Directions:
In the records below, locate the line containing "Transcribe the text in this document.", then output that line and all later lines exactly, through the last one.

Records:
[start]

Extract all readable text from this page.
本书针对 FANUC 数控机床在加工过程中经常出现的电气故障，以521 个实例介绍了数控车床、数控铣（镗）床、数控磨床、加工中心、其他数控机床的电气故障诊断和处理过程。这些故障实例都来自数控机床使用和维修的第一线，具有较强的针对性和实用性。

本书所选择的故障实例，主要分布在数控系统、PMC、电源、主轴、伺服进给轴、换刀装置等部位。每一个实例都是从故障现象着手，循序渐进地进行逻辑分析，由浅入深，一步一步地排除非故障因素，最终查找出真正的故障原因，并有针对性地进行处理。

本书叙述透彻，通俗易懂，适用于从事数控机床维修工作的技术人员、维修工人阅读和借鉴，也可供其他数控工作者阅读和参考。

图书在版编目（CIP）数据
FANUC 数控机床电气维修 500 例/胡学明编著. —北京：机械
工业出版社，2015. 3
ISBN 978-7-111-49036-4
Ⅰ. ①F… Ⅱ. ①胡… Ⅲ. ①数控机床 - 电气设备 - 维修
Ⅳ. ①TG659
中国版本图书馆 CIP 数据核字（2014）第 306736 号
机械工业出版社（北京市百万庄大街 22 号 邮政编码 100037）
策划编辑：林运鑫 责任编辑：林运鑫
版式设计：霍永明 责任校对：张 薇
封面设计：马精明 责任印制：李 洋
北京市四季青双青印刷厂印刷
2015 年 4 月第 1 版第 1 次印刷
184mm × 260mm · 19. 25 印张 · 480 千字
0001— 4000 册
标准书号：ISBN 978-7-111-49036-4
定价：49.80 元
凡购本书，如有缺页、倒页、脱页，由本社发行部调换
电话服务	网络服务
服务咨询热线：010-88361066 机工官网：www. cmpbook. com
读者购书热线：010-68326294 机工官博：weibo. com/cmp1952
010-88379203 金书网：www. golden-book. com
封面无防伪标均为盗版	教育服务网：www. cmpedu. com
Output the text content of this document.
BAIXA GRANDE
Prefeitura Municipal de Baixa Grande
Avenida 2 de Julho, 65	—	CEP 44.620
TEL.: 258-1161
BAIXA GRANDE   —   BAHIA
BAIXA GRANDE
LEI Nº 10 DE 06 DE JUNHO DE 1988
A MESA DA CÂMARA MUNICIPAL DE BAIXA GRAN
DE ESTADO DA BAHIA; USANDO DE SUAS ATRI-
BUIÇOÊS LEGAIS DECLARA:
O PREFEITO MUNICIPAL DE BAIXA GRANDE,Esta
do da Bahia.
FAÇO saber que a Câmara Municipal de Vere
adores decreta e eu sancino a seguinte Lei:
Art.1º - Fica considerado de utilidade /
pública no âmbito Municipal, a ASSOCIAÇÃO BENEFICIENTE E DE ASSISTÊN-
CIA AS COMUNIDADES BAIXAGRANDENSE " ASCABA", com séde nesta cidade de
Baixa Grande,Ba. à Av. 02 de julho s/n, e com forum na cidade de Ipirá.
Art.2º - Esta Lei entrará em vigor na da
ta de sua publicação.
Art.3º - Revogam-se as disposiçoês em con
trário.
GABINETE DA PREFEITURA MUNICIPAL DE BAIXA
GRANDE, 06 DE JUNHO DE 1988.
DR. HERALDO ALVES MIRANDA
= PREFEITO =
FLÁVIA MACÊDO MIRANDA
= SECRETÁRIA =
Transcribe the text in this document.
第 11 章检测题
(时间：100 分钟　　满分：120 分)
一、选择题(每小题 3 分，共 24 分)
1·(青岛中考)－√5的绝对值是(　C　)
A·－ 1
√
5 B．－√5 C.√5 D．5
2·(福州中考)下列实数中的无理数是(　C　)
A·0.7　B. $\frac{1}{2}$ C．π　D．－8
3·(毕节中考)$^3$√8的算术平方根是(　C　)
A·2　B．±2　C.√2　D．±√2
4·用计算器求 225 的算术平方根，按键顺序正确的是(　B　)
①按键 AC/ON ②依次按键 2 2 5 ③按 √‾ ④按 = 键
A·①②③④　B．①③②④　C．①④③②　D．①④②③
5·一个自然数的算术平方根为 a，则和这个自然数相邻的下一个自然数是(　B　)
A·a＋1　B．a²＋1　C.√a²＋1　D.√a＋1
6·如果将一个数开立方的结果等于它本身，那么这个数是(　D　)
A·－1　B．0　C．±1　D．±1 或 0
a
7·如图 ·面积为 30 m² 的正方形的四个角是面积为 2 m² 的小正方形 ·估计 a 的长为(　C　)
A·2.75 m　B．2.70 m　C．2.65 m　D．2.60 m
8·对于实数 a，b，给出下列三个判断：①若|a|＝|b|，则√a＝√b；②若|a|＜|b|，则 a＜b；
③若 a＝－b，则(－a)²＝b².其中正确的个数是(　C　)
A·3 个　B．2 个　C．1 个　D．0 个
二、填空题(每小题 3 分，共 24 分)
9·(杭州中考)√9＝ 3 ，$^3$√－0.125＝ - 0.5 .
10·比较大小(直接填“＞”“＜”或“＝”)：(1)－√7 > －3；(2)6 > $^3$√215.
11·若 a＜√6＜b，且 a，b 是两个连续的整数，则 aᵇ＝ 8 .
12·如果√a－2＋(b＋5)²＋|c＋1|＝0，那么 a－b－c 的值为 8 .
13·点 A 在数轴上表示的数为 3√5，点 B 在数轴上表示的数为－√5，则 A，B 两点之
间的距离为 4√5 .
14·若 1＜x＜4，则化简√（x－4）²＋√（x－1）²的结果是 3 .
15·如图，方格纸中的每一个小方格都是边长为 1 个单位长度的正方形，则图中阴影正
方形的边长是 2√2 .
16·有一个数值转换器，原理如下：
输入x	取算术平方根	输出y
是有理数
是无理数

[end]

Response to the exercise:
Transcribe the text in this document.
第 11 章检测题
(时间：100 分钟　　满分：120 分)
一、选择题(每小题 3 分，共 24 分)
1·(青岛中考)－√5的绝对值是(　C　)
A·－ 1
√
5 B．－√5 C.√5 D．5
2·(福州中考)下列实数中的无理数是(　C　)
A·0.7　B. $\frac{1}{2}$ C．π　D．－8
3·(毕节中考)$^3$√8的算术平方根是(　C　)
A·2　B．±2　C.√2　D．±√2
4·用计算器求 225 的算术平方根，按键顺序正确的是(　B　)
①按键 AC/ON ②依次按键 2 2 5 ③按 √‾ ④按 = 键
A·①②③④　B．①③②④　C．①④③②　D．①④②③
5·一个自然数的算术平方根为 a，则和这个自然数相邻的下一个自然数是(　B　)
A·a＋1　B．a²＋1　C.√a²＋1　D.√a＋1
6·如果将一个数开立方的结果等于它本身，那么这个数是(　D　)
A·－1　B．0　C．±1　D．±1 或 0
a
7·如图 ·面积为 30 m² 的正方形的四个角是面积为 2 m² 的小正方形 ·估计 a 的长为(　C　)
A·2.75 m　B．2.70 m　C．2.65 m　D．2.60 m
8·对于实数 a，b，给出下列三个判断：①若|a|＝|b|，则√a＝√b；②若|a|＜|b|，则 a＜b；
③若 a＝－b，则(－a)²＝b².其中正确的个数是(　C　)
A·3 个　B．2 个　C．1 个　D．0 个
二、填空题(每小题 3 分，共 24 分)
9·(杭州中考)√9＝ 3 ，$^3$√－0.125＝ - 0.5 .
10·比较大小(直接填“＞”“＜”或“＝”)：(1)－√7 > －3；(2)6 > $^3$√215.
11·若 a＜√6＜b，且 a，b 是两个连续的整数，则 aᵇ＝ 8 .
12·如果√a－2＋(b＋5)²＋|c＋1|＝0，那么 a－b－c 的值为 8 .
13·点 A 在数轴上表示的数为 3√5，点 B 在数轴上表示的数为－√5，则 A，B 两点之
间的距离为 4√5 .
14·若 1＜x＜4，则化简√（x－4）²＋√（x－1）²的结果是 3 .
15·如图，方格纸中的每一个小方格都是边长为 1 个单位长度的正方形，则图中阴影正
方形的边长是 2√2 .
16·有一个数值转换器，原理如下：
输入x	取算术平方根	输出y
是有理数
是无理数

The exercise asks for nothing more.